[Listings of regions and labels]
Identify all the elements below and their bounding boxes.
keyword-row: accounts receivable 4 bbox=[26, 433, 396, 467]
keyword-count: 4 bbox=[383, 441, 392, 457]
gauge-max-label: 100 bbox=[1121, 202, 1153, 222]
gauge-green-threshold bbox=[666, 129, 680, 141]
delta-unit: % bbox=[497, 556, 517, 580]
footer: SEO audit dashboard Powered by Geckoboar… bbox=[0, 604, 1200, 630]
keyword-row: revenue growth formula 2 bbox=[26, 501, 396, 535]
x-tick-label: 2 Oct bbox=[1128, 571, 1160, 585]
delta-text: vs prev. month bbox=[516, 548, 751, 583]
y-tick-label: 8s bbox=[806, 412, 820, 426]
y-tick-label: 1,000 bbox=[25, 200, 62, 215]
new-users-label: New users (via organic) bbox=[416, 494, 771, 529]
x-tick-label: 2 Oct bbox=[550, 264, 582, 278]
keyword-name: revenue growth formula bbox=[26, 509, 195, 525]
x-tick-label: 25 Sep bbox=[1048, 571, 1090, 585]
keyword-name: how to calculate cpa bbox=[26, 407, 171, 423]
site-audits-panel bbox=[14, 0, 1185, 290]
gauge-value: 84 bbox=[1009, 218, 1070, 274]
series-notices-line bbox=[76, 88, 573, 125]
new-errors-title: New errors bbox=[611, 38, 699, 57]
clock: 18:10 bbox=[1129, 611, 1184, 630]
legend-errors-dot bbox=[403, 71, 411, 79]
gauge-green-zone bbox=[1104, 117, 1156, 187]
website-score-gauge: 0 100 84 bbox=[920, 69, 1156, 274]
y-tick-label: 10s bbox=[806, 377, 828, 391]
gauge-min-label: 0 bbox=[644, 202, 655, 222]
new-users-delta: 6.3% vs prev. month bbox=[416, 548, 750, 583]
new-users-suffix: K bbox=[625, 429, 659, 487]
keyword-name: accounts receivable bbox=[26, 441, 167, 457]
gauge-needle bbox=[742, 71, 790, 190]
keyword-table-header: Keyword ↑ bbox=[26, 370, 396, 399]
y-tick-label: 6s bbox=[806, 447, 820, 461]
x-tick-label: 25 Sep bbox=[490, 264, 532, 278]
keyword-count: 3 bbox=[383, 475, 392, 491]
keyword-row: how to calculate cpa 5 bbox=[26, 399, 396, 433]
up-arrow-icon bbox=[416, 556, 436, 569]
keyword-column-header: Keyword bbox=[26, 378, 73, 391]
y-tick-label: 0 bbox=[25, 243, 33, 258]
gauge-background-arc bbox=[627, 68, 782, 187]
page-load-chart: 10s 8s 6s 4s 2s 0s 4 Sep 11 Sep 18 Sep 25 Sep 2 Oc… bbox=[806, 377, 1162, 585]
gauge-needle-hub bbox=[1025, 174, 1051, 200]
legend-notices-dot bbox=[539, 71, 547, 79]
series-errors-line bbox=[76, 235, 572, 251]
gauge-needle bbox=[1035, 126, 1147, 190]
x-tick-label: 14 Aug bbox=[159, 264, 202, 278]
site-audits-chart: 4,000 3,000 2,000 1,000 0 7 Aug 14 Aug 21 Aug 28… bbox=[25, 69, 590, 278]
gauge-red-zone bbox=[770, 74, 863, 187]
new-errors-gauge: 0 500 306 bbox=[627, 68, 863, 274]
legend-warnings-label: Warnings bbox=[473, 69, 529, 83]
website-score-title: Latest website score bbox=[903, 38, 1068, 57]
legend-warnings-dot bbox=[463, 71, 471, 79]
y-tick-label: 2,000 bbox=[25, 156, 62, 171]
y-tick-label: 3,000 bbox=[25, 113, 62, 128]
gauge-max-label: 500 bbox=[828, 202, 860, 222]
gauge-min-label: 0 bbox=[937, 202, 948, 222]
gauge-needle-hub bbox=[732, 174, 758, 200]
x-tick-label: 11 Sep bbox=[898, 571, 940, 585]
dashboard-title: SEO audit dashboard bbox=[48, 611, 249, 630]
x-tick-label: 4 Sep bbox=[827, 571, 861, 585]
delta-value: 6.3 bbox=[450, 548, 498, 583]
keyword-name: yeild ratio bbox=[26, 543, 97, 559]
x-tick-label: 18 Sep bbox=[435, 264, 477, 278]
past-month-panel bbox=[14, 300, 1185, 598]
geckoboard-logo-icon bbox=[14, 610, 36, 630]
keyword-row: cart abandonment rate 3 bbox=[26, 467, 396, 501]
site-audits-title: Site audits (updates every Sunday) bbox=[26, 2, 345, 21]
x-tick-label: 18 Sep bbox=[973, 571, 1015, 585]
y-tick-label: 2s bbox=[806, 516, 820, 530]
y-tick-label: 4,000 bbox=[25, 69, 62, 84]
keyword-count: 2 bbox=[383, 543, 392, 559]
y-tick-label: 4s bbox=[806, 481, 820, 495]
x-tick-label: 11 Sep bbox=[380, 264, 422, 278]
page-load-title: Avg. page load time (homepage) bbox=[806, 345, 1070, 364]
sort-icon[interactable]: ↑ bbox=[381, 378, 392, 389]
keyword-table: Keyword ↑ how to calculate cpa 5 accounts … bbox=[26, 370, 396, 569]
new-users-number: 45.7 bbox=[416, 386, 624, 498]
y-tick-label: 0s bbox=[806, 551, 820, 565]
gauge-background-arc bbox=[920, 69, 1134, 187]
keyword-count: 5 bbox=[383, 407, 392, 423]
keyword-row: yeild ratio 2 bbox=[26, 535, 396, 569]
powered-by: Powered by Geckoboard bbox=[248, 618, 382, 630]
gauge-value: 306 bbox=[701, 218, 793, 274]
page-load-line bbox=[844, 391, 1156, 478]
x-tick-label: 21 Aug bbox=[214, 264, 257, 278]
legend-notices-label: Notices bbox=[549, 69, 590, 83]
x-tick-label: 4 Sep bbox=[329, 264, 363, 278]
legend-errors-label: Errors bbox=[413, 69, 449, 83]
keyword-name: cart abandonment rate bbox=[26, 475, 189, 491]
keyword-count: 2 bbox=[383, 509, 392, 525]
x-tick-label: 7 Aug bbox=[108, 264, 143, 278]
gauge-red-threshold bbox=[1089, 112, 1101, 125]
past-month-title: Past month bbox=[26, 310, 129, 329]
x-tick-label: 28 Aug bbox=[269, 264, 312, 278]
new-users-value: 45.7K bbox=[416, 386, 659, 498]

- What to produce: Can you gather every line in the material above that contains the string "ratio" and copy each one in full?

- Exercise response:
keyword-name: yeild ratio bbox=[26, 543, 97, 559]
keyword-row: yeild ratio 2 bbox=[26, 535, 396, 569]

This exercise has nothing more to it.